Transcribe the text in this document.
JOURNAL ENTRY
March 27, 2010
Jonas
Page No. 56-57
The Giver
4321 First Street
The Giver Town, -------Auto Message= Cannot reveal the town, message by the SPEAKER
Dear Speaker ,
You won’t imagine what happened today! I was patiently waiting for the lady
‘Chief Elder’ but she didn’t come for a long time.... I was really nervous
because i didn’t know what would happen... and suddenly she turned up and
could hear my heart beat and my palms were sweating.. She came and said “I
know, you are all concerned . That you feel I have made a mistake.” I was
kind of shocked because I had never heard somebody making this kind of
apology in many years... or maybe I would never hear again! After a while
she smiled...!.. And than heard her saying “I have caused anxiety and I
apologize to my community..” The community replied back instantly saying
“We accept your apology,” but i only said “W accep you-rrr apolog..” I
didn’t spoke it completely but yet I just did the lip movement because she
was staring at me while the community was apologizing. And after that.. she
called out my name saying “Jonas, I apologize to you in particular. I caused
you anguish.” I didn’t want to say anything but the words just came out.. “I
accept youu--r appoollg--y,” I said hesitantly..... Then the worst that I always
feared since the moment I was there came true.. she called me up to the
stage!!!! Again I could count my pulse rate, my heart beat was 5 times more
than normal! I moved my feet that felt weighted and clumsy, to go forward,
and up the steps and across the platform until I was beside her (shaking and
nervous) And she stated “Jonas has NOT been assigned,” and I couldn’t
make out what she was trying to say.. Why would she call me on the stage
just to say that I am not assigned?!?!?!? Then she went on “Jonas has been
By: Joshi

********************

» Instruction
Say how many lines in the records above hold "what", and give no other text.

» Exercise answer
3